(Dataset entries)
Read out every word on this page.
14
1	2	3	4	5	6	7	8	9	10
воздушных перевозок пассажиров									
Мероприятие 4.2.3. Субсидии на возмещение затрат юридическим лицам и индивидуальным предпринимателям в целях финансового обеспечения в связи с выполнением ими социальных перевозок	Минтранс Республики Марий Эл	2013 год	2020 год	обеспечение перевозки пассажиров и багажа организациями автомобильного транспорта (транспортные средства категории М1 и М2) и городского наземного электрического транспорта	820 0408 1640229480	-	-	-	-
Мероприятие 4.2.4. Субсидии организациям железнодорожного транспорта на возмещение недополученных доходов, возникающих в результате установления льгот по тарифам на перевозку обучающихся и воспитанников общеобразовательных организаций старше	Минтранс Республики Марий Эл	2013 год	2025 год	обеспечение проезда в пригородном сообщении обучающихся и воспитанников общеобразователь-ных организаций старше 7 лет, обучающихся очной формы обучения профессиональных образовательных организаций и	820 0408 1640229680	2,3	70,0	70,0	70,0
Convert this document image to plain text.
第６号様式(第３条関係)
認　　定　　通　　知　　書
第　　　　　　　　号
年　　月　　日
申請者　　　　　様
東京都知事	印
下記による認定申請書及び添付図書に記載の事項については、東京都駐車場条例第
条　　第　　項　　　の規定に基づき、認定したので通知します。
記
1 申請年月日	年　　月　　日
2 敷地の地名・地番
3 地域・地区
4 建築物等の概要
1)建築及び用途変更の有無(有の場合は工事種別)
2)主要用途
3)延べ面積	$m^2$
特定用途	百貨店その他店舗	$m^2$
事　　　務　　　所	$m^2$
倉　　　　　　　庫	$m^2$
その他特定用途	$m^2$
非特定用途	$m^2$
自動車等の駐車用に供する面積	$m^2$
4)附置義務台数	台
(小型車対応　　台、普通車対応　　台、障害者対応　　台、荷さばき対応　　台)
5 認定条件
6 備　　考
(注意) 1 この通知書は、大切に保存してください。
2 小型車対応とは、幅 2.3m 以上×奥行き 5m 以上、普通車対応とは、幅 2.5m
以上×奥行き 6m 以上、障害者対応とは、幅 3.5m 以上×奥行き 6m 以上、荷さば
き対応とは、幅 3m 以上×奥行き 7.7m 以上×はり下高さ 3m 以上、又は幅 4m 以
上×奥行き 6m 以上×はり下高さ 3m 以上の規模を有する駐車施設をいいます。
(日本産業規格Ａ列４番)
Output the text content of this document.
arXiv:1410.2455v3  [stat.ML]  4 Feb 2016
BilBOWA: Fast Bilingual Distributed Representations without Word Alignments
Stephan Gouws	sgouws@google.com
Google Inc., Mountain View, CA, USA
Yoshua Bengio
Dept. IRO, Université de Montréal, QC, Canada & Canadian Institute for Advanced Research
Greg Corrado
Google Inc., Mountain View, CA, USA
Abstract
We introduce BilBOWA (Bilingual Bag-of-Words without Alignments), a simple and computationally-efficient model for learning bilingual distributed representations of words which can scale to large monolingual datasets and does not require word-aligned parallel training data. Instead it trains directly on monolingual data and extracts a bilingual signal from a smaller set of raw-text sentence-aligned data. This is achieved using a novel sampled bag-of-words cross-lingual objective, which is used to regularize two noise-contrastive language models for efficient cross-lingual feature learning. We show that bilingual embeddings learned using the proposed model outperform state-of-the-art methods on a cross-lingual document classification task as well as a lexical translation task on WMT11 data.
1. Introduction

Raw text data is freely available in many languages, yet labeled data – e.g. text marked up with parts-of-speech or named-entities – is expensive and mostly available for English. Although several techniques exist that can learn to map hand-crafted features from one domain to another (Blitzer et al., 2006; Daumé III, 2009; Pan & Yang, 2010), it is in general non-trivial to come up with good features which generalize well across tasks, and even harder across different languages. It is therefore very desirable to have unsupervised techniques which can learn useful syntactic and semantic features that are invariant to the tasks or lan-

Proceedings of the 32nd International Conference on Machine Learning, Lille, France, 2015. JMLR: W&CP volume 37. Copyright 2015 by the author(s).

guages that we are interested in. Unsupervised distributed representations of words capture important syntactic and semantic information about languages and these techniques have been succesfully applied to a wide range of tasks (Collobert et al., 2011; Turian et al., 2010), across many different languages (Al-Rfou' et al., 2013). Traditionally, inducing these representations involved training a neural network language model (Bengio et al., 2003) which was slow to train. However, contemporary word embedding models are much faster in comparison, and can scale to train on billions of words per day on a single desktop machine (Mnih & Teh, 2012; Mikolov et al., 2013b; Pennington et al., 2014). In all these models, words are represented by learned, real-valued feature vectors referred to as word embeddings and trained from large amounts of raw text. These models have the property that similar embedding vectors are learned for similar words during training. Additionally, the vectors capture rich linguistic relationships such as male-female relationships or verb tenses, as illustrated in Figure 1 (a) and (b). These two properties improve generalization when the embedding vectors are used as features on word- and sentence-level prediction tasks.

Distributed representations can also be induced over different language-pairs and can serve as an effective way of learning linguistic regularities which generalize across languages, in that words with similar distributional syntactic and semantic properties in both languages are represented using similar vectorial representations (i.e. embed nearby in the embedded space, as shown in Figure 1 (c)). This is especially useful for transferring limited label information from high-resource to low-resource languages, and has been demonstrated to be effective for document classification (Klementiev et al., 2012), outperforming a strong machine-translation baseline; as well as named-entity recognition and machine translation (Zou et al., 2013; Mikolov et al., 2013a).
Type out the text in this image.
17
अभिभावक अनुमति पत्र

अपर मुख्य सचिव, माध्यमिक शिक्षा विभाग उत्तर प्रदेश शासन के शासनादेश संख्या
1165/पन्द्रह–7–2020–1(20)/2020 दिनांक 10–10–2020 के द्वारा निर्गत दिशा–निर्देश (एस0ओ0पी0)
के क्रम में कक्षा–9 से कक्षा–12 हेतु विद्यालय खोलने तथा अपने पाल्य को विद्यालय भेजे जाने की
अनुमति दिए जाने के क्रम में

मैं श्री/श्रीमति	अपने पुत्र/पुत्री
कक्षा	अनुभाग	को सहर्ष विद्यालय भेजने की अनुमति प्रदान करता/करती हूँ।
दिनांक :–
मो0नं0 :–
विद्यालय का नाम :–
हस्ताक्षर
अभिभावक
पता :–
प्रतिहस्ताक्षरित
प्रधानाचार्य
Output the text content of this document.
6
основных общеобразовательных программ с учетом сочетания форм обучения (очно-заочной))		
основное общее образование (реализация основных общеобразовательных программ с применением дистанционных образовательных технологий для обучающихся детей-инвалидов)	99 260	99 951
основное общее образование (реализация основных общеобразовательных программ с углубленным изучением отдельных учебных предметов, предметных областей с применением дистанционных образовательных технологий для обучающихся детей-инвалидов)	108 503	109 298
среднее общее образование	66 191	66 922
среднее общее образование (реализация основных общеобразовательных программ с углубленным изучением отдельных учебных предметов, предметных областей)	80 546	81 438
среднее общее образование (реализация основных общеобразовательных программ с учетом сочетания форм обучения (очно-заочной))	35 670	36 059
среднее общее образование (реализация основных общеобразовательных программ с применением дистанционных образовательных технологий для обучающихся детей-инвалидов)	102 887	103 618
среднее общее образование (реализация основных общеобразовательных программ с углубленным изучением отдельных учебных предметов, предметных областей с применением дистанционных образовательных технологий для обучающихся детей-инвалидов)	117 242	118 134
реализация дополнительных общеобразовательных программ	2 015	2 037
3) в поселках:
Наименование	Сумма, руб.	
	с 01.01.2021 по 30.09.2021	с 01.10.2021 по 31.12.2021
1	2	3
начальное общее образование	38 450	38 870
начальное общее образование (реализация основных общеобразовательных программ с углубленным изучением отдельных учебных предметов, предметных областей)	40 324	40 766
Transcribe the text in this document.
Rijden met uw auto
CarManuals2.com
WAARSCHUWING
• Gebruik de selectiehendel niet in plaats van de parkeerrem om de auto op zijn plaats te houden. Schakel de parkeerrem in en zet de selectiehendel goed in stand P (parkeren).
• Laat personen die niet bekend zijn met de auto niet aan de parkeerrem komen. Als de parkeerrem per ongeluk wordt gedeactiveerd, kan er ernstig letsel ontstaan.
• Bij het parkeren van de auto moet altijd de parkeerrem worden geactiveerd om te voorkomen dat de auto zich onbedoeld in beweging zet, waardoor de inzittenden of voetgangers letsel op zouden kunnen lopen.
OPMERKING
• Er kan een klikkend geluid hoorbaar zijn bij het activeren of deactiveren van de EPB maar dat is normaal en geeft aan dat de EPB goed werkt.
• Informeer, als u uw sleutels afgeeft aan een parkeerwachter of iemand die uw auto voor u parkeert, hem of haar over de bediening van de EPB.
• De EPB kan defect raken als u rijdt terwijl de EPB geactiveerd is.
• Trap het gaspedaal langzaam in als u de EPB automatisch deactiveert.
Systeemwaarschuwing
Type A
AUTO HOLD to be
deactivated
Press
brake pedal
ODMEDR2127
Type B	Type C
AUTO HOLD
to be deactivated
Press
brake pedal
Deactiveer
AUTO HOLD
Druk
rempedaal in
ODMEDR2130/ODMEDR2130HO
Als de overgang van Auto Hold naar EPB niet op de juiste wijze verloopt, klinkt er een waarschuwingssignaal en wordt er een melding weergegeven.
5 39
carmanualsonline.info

▶ **Exercise aim**
Where a line above contains the string "основное", copy that line.

▶ **Finished exercise**
основное общее образование (реализация основных общеобразовательных программ с применением дистанционных образовательных технологий для обучающихся детей-инвалидов)	99 260	99 951
основное общее образование (реализация основных общеобразовательных программ с углубленным изучением отдельных учебных предметов, предметных областей с применением дистанционных образовательных технологий для обучающихся детей-инвалидов)	108 503	109 298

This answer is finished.